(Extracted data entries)
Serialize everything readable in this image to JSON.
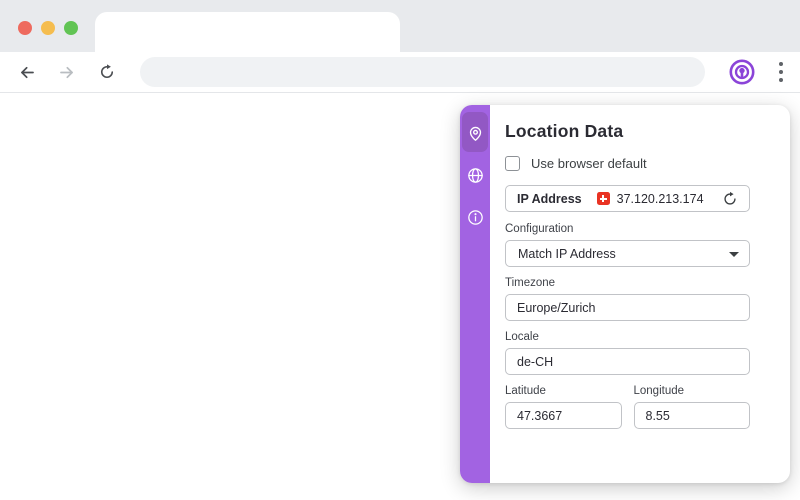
{
  "theme": {
    "chrome_gray": "#e8eaed",
    "urlbar_gray": "#f0f2f4",
    "light_red": "#ee6a5e",
    "light_yellow": "#f5bd4f",
    "light_green": "#61c454",
    "sidebar_purple": "#a263e2",
    "sidebar_active": "#9258c4",
    "extension_purple": "#8b44d8",
    "flag_red": "#e93323",
    "text_dark": "#2b2b33",
    "label_gray": "#3f4249",
    "border_gray": "#c1c3c7"
  },
  "browser": {
    "tab_title": "",
    "url_value": ""
  },
  "sidebar": {
    "items": [
      {
        "icon": "location-pin-icon",
        "active": true
      },
      {
        "icon": "globe-icon",
        "active": false
      },
      {
        "icon": "info-icon",
        "active": false
      }
    ]
  },
  "panel": {
    "title": "Location Data",
    "browser_default": {
      "label": "Use browser default",
      "checked": false
    },
    "ip": {
      "label": "IP Address",
      "value": "37.120.213.174",
      "country_flag": "swiss-flag"
    },
    "configuration": {
      "label": "Configuration",
      "value": "Match IP Address"
    },
    "timezone": {
      "label": "Timezone",
      "value": "Europe/Zurich"
    },
    "locale": {
      "label": "Locale",
      "value": "de-CH"
    },
    "latitude": {
      "label": "Latitude",
      "value": "47.3667"
    },
    "longitude": {
      "label": "Longitude",
      "value": "8.55"
    }
  }
}
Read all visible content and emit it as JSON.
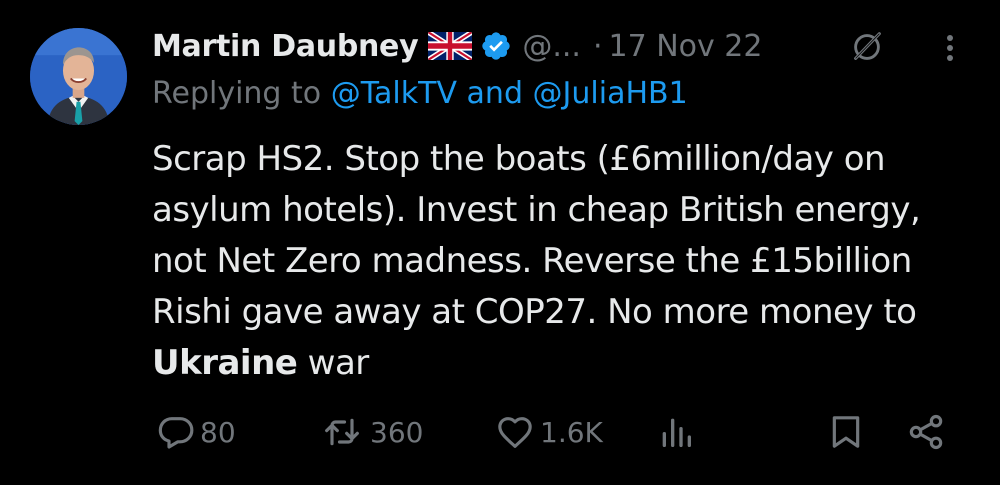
{
  "tweet": {
    "display_name": "Martin Daubney",
    "handle": "@...",
    "separator": "·",
    "timestamp": "17 Nov 22",
    "reply_prefix": "Replying to",
    "reply_user_1": "@TalkTV",
    "reply_conjunction": "and",
    "reply_user_2": "@JuliaHB1",
    "body_lines": [
      "Scrap HS2. Stop the boats (£6million/day on",
      "asylum hotels). Invest in cheap British energy,",
      "not Net Zero madness. Reverse the £15billion",
      "Rishi gave away at COP27. No more money to"
    ],
    "body_last_bold": "Ukraine",
    "body_last_rest": " war"
  },
  "actions": {
    "reply_count": "80",
    "retweet_count": "360",
    "like_count": "1.6K"
  },
  "icons": {
    "flag": "uk-flag-icon",
    "verified": "verified-badge-icon",
    "grok": "grok-icon",
    "more": "more-vertical-icon",
    "reply": "reply-icon",
    "retweet": "retweet-icon",
    "like": "heart-icon",
    "views": "views-icon",
    "bookmark": "bookmark-icon",
    "share": "share-icon"
  },
  "colors": {
    "background": "#000000",
    "text": "#e7e9ea",
    "secondary": "#71767b",
    "link": "#1d9bf0"
  }
}
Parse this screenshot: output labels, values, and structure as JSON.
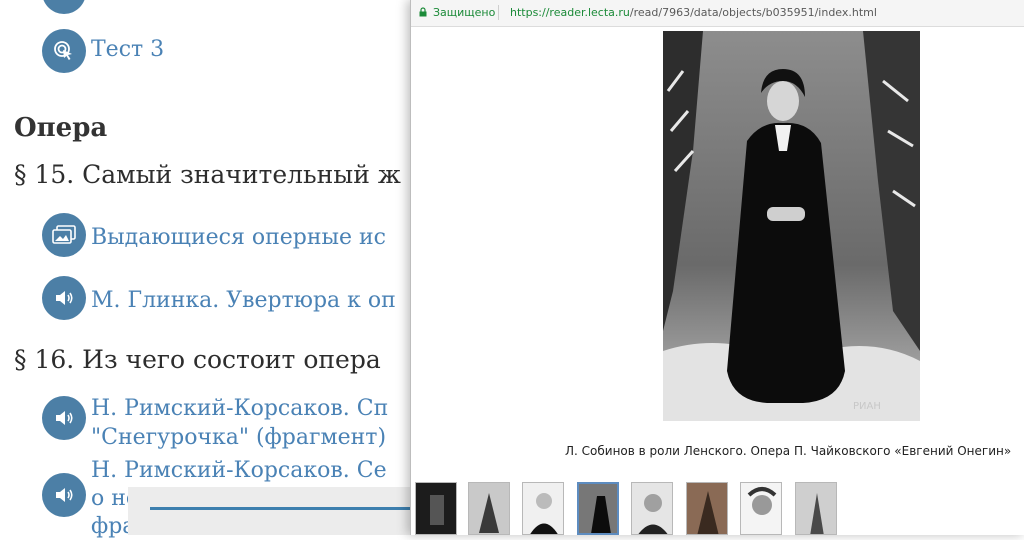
{
  "left_page": {
    "test_link": "Тест 3",
    "opera_heading": "Опера",
    "section15": "§ 15. Самый значительный ж",
    "link_singers": "Выдающиеся оперные ис",
    "link_glinka": "М. Глинка. Увертюра к оп",
    "section16": "§ 16. Из чего состоит опера",
    "link_rimsky1_line1": "Н. Римский-Корсаков. Сп",
    "link_rimsky1_line2": "\"Снегурочка\" (фрагмент)",
    "link_rimsky2_line1": "Н. Римский-Корсаков. Се",
    "link_rimsky2_line2": "о не",
    "link_rimsky2_line3": "фра"
  },
  "popup": {
    "secure_label": "Защищено",
    "url_host": "https://reader.lecta.ru",
    "url_path": "/read/7963/data/objects/b035951/index.html",
    "caption": "Л. Собинов в роли Ленского. Опера П. Чайковского «Евгений Онегин»",
    "watermark": "РИАН",
    "thumbnail_count": 8,
    "active_thumbnail": 4
  },
  "colors": {
    "accent": "#4c7fa6",
    "link": "#4a82b5",
    "secure_green": "#1b8a38"
  }
}
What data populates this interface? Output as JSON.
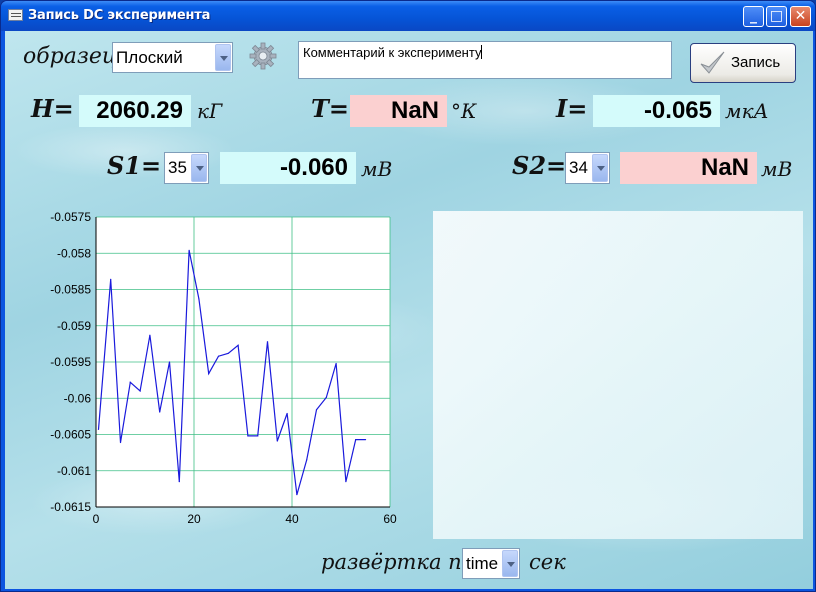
{
  "window": {
    "title": "Запись DC эксперимента",
    "controls": {
      "minimize": "_",
      "maximize": "□",
      "close": "✕"
    }
  },
  "sample": {
    "label": "образец",
    "selected": "Плоский"
  },
  "comment": {
    "value": "Комментарий к эксперименту"
  },
  "record_button": {
    "label": "Запись",
    "icon": "checkmark-icon"
  },
  "readings": {
    "H": {
      "label": "H=",
      "value": "2060.29",
      "unit": "кГ"
    },
    "T": {
      "label": "T=",
      "value": "NaN",
      "unit": "°К"
    },
    "I": {
      "label": "I=",
      "value": "-0.065",
      "unit": "мкА"
    },
    "S1": {
      "label": "S1=",
      "channel": "35",
      "value": "-0.060",
      "unit": "мВ"
    },
    "S2": {
      "label": "S2=",
      "channel": "34",
      "value": "NaN",
      "unit": "мВ"
    }
  },
  "sweep": {
    "label": "развёртка по",
    "selected": "time",
    "unit": "сек"
  },
  "colors": {
    "value_cyan": "#d4fbfb",
    "value_pink": "#fbd0d0",
    "plot_line": "#1a1adc",
    "grid": "#3fbf86"
  },
  "chart_data": {
    "type": "line",
    "xlim": [
      0,
      60
    ],
    "ylim": [
      -0.0615,
      -0.0575
    ],
    "x_ticks": [
      "0",
      "20",
      "40",
      "60"
    ],
    "y_ticks": [
      "-0.0575",
      "-0.058",
      "-0.0585",
      "-0.059",
      "-0.0595",
      "-0.06",
      "-0.0605",
      "-0.061",
      "-0.0615"
    ],
    "grid": true,
    "series": [
      {
        "x": [
          0.5,
          3,
          5,
          7,
          9,
          11,
          13,
          15,
          17,
          19,
          21,
          23,
          25,
          27,
          29,
          31,
          33,
          35,
          37,
          39,
          41,
          43,
          45,
          47,
          49,
          51,
          53,
          55
        ],
        "y": [
          -0.06043,
          -0.05836,
          -0.06061,
          -0.05978,
          -0.0599,
          -0.05913,
          -0.06019,
          -0.0595,
          -0.06115,
          -0.05796,
          -0.05863,
          -0.05966,
          -0.05942,
          -0.05938,
          -0.05927,
          -0.06052,
          -0.06052,
          -0.05922,
          -0.06059,
          -0.06021,
          -0.06133,
          -0.06085,
          -0.06016,
          -0.05999,
          -0.05952,
          -0.06115,
          -0.06057,
          -0.06057
        ]
      }
    ]
  }
}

• **WORK REQUIRED**
Copy each line of the records precisely and drop any images they hold.

• **ANSWER TO THE PROBLEM**
Serialize everything readable in this image to JSON.
{
  "theme": {
    "chrome_gray": "#e8eaed",
    "urlbar_gray": "#f0f2f4",
    "light_red": "#ee6a5e",
    "light_yellow": "#f5bd4f",
    "light_green": "#61c454",
    "sidebar_purple": "#a263e2",
    "sidebar_active": "#9258c4",
    "extension_purple": "#8b44d8",
    "flag_red": "#e93323",
    "text_dark": "#2b2b33",
    "label_gray": "#3f4249",
    "border_gray": "#c1c3c7"
  },
  "browser": {
    "tab_title": "",
    "url_value": ""
  },
  "sidebar": {
    "items": [
      {
        "icon": "location-pin-icon",
        "active": true
      },
      {
        "icon": "globe-icon",
        "active": false
      },
      {
        "icon": "info-icon",
        "active": false
      }
    ]
  },
  "panel": {
    "title": "Location Data",
    "browser_default": {
      "label": "Use browser default",
      "checked": false
    },
    "ip": {
      "label": "IP Address",
      "value": "37.120.213.174",
      "country_flag": "swiss-flag"
    },
    "configuration": {
      "label": "Configuration",
      "value": "Match IP Address"
    },
    "timezone": {
      "label": "Timezone",
      "value": "Europe/Zurich"
    },
    "locale": {
      "label": "Locale",
      "value": "de-CH"
    },
    "latitude": {
      "label": "Latitude",
      "value": "47.3667"
    },
    "longitude": {
      "label": "Longitude",
      "value": "8.55"
    }
  }
}
Read all visible content and emit it as JSON.
{
  "tweet": {
    "display_name": "Martin Daubney",
    "handle": "@...",
    "separator": "·",
    "timestamp": "17 Nov 22",
    "reply_prefix": "Replying to",
    "reply_user_1": "@TalkTV",
    "reply_conjunction": "and",
    "reply_user_2": "@JuliaHB1",
    "body_lines": [
      "Scrap HS2. Stop the boats (£6million/day on",
      "asylum hotels). Invest in cheap British energy,",
      "not Net Zero madness. Reverse the £15billion",
      "Rishi gave away at COP27. No more money to"
    ],
    "body_last_bold": "Ukraine",
    "body_last_rest": " war"
  },
  "actions": {
    "reply_count": "80",
    "retweet_count": "360",
    "like_count": "1.6K"
  },
  "icons": {
    "flag": "uk-flag-icon",
    "verified": "verified-badge-icon",
    "grok": "grok-icon",
    "more": "more-vertical-icon",
    "reply": "reply-icon",
    "retweet": "retweet-icon",
    "like": "heart-icon",
    "views": "views-icon",
    "bookmark": "bookmark-icon",
    "share": "share-icon"
  },
  "colors": {
    "background": "#000000",
    "text": "#e7e9ea",
    "secondary": "#71767b",
    "link": "#1d9bf0"
  }
}
Parse this screenshot: output labels, values, and structure as JSON.
{
  "left_page": {
    "test_link": "Тест 3",
    "opera_heading": "Опера",
    "section15": "§ 15. Самый значительный ж",
    "link_singers": "Выдающиеся оперные ис",
    "link_glinka": "М. Глинка. Увертюра к оп",
    "section16": "§ 16. Из чего состоит опера",
    "link_rimsky1_line1": "Н. Римский-Корсаков. Сп",
    "link_rimsky1_line2": "\"Снегурочка\" (фрагмент)",
    "link_rimsky2_line1": "Н. Римский-Корсаков. Се",
    "link_rimsky2_line2": "о не",
    "link_rimsky2_line3": "фра"
  },
  "popup": {
    "secure_label": "Защищено",
    "url_host": "https://reader.lecta.ru",
    "url_path": "/read/7963/data/objects/b035951/index.html",
    "caption": "Л. Собинов в роли Ленского. Опера П. Чайковского «Евгений Онегин»",
    "watermark": "РИАН",
    "thumbnail_count": 8,
    "active_thumbnail": 4
  },
  "colors": {
    "accent": "#4c7fa6",
    "link": "#4a82b5",
    "secure_green": "#1b8a38"
  }
}
What data populates this interface? Output as JSON.
{
  "window": {
    "title": "Запись DC эксперимента",
    "controls": {
      "minimize": "_",
      "maximize": "□",
      "close": "✕"
    }
  },
  "sample": {
    "label": "образец",
    "selected": "Плоский"
  },
  "comment": {
    "value": "Комментарий к эксперименту"
  },
  "record_button": {
    "label": "Запись",
    "icon": "checkmark-icon"
  },
  "readings": {
    "H": {
      "label": "H=",
      "value": "2060.29",
      "unit": "кГ"
    },
    "T": {
      "label": "T=",
      "value": "NaN",
      "unit": "°К"
    },
    "I": {
      "label": "I=",
      "value": "-0.065",
      "unit": "мкА"
    },
    "S1": {
      "label": "S1=",
      "channel": "35",
      "value": "-0.060",
      "unit": "мВ"
    },
    "S2": {
      "label": "S2=",
      "channel": "34",
      "value": "NaN",
      "unit": "мВ"
    }
  },
  "sweep": {
    "label": "развёртка по",
    "selected": "time",
    "unit": "сек"
  },
  "colors": {
    "value_cyan": "#d4fbfb",
    "value_pink": "#fbd0d0",
    "plot_line": "#1a1adc",
    "grid": "#3fbf86"
  },
  "chart_data": {
    "type": "line",
    "xlim": [
      0,
      60
    ],
    "ylim": [
      -0.0615,
      -0.0575
    ],
    "x_ticks": [
      "0",
      "20",
      "40",
      "60"
    ],
    "y_ticks": [
      "-0.0575",
      "-0.058",
      "-0.0585",
      "-0.059",
      "-0.0595",
      "-0.06",
      "-0.0605",
      "-0.061",
      "-0.0615"
    ],
    "grid": true,
    "series": [
      {
        "x": [
          0.5,
          3,
          5,
          7,
          9,
          11,
          13,
          15,
          17,
          19,
          21,
          23,
          25,
          27,
          29,
          31,
          33,
          35,
          37,
          39,
          41,
          43,
          45,
          47,
          49,
          51,
          53,
          55
        ],
        "y": [
          -0.06043,
          -0.05836,
          -0.06061,
          -0.05978,
          -0.0599,
          -0.05913,
          -0.06019,
          -0.0595,
          -0.06115,
          -0.05796,
          -0.05863,
          -0.05966,
          -0.05942,
          -0.05938,
          -0.05927,
          -0.06052,
          -0.06052,
          -0.05922,
          -0.06059,
          -0.06021,
          -0.06133,
          -0.06085,
          -0.06016,
          -0.05999,
          -0.05952,
          -0.06115,
          -0.06057,
          -0.06057
        ]
      }
    ]
  }
}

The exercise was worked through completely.